» DIRECTIVE
Copy out all lines with the word "我们会及时与用户沟通" in them.

» RECORDS FOR THE EXERCISE
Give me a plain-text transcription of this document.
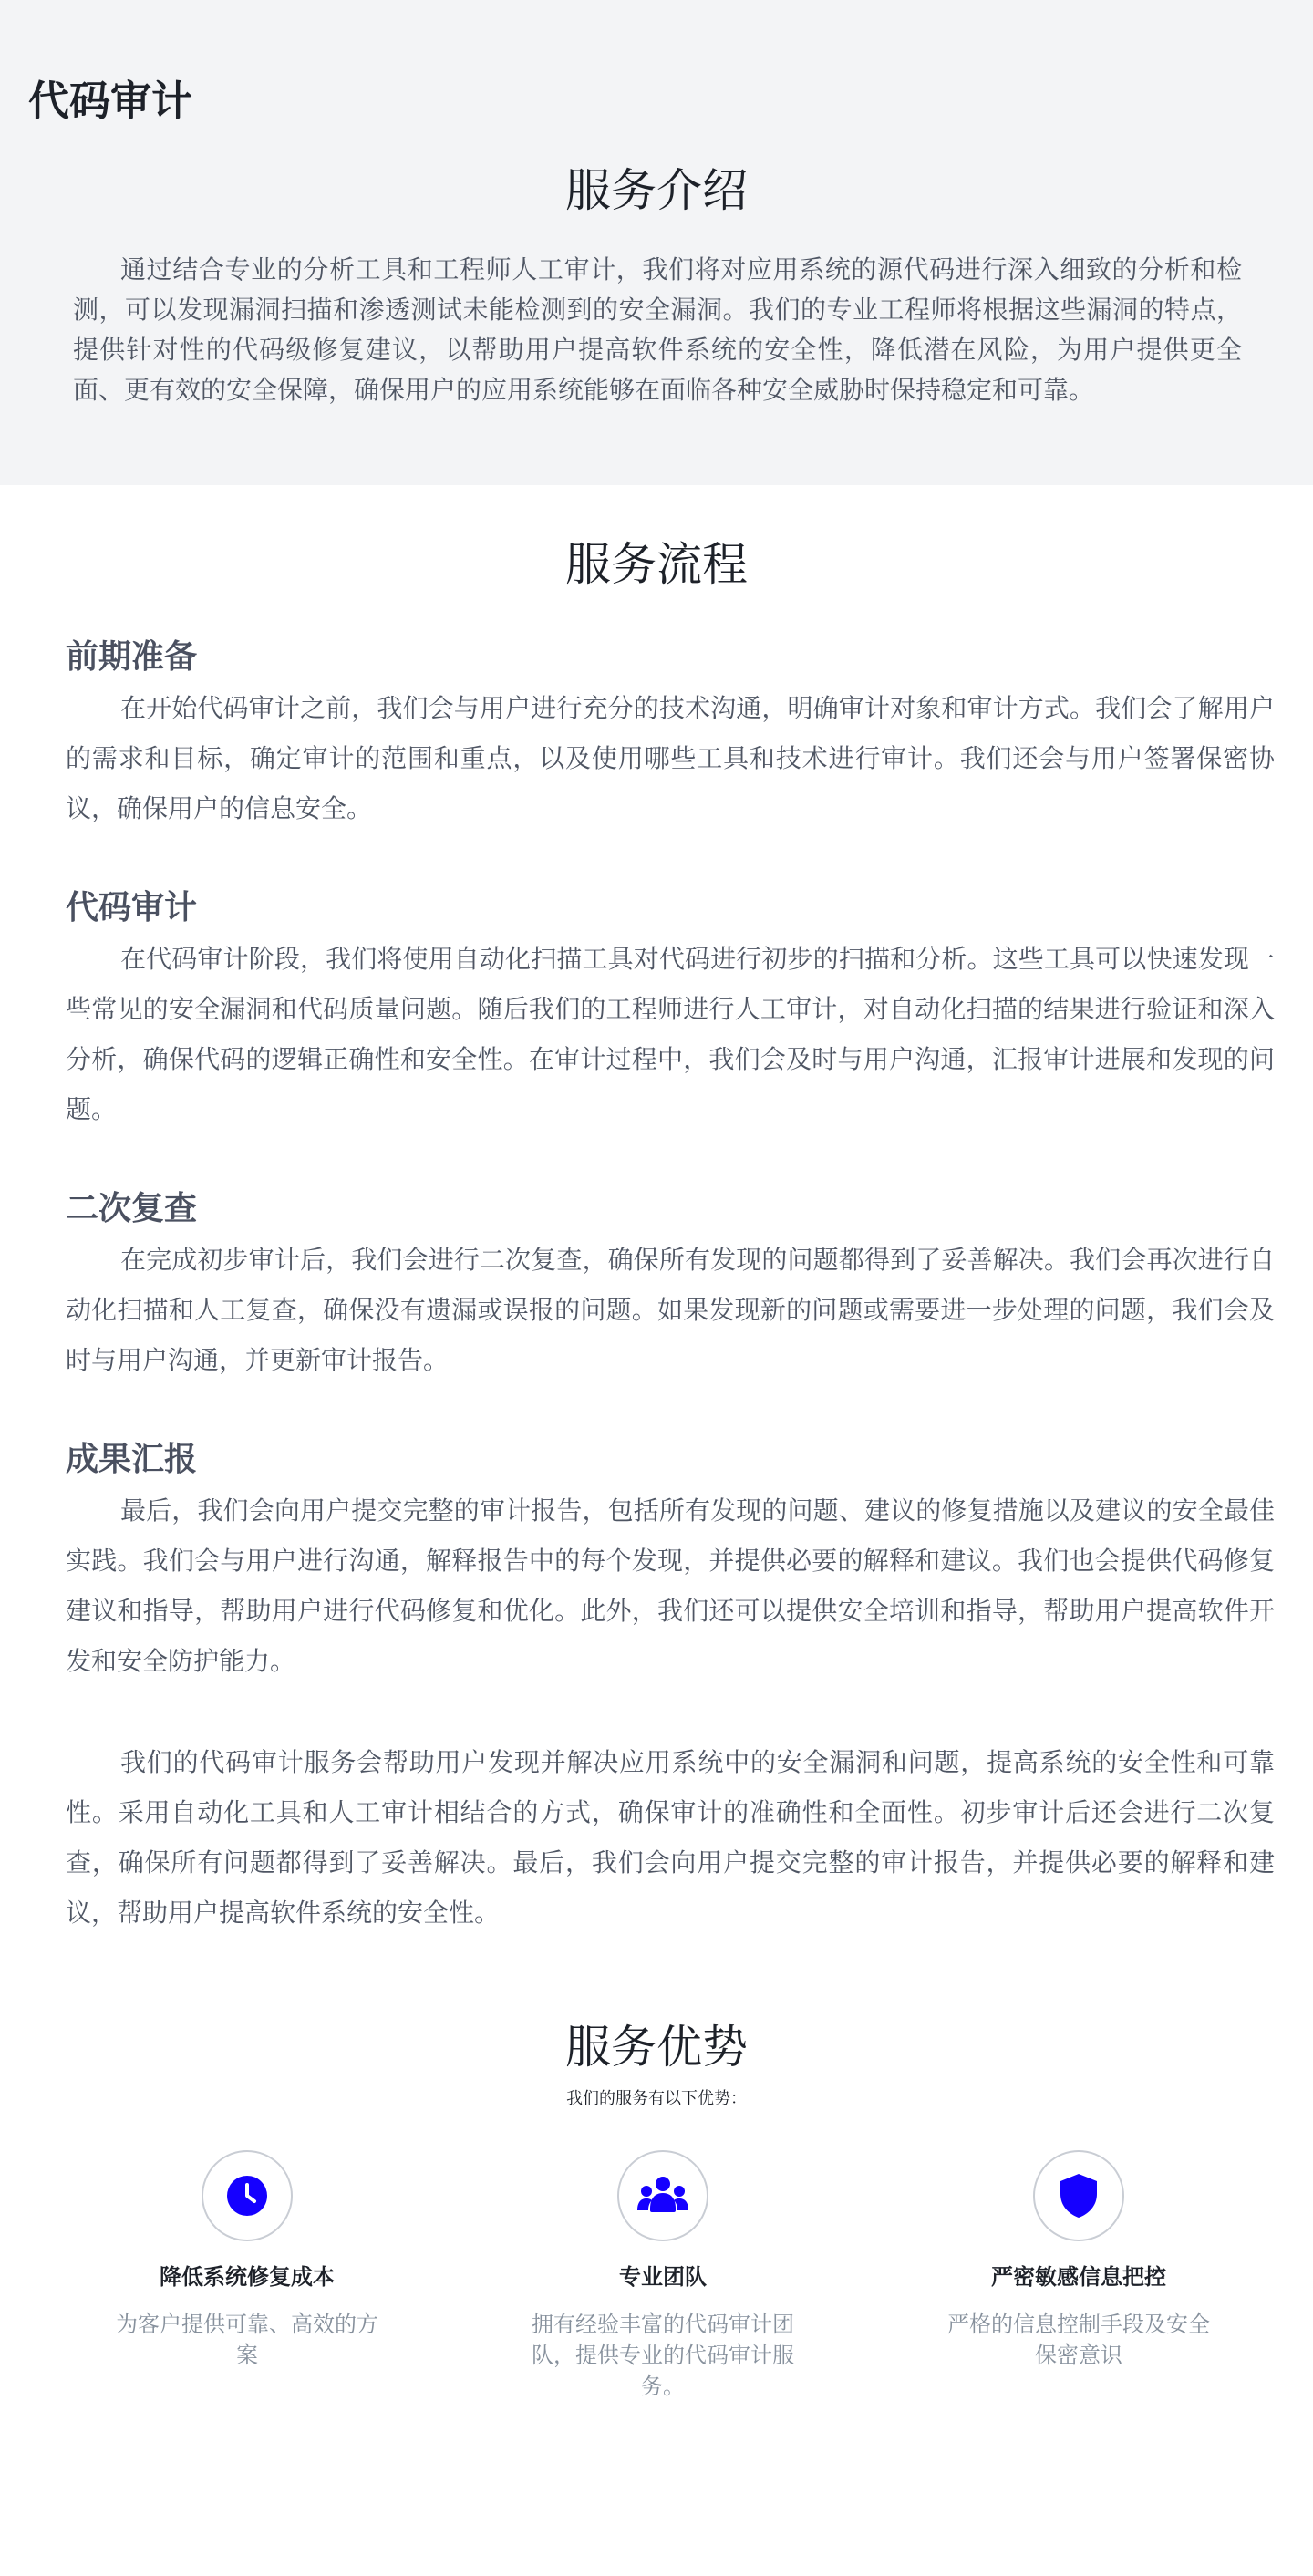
代码审计
服务介绍

通过结合专业的分析工具和工程师人工审计，我们将对应用系统的源代码进行深入细致的分析和检测，可以发现漏洞扫描和渗透测试未能检测到的安全漏洞。我们的专业工程师将根据这些漏洞的特点，提供针对性的代码级修复建议，以帮助用户提高软件系统的安全性，降低潜在风险，为用户提供更全面、更有效的安全保障，确保用户的应用系统能够在面临各种安全威胁时保持稳定和可靠。

服务流程
前期准备

在开始代码审计之前，我们会与用户进行充分的技术沟通，明确审计对象和审计方式。我们会了解用户的需求和目标，确定审计的范围和重点，以及使用哪些工具和技术进行审计。我们还会与用户签署保密协议，确保用户的信息安全。

代码审计

在代码审计阶段，我们将使用自动化扫描工具对代码进行初步的扫描和分析。这些工具可以快速发现一些常见的安全漏洞和代码质量问题。随后我们的工程师进行人工审计，对自动化扫描的结果进行验证和深入分析，确保代码的逻辑正确性和安全性。在审计过程中，我们会及时与用户沟通，汇报审计进展和发现的问题。

二次复查

在完成初步审计后，我们会进行二次复查，确保所有发现的问题都得到了妥善解决。我们会再次进行自动化扫描和人工复查，确保没有遗漏或误报的问题。如果发现新的问题或需要进一步处理的问题，我们会及时与用户沟通，并更新审计报告。

成果汇报

最后，我们会向用户提交完整的审计报告，包括所有发现的问题、建议的修复措施以及建议的安全最佳实践。我们会与用户进行沟通，解释报告中的每个发现，并提供必要的解释和建议。我们也会提供代码修复建议和指导，帮助用户进行代码修复和优化。此外，我们还可以提供安全培训和指导，帮助用户提高软件开发和安全防护能力。

我们的代码审计服务会帮助用户发现并解决应用系统中的安全漏洞和问题，提高系统的安全性和可靠性。采用自动化工具和人工审计相结合的方式，确保审计的准确性和全面性。初步审计后还会进行二次复查，确保所有问题都得到了妥善解决。最后，我们会向用户提交完整的审计报告，并提供必要的解释和建议，帮助用户提高软件系统的安全性。

服务优势

我们的服务有以下优势：

降低系统修复成本

为客户提供可靠、高效的方案

专业团队

拥有经验丰富的代码审计团队，提供专业的代码审计服务。

严密敏感信息把控

严格的信息控制手段及安全保密意识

» SOLUTION TO THE EXERCISE
在代码审计阶段，我们将使用自动化扫描工具对代码进行初步的扫描和分析。这些工具可以快速发现一些常见的安全漏洞和代码质量问题。随后我们的工程师进行人工审计，对自动化扫描的结果进行验证和深入分析，确保代码的逻辑正确性和安全性。在审计过程中，我们会及时与用户沟通，汇报审计进展和发现的问题。
在完成初步审计后，我们会进行二次复查，确保所有发现的问题都得到了妥善解决。我们会再次进行自动化扫描和人工复查，确保没有遗漏或误报的问题。如果发现新的问题或需要进一步处理的问题，我们会及时与用户沟通，并更新审计报告。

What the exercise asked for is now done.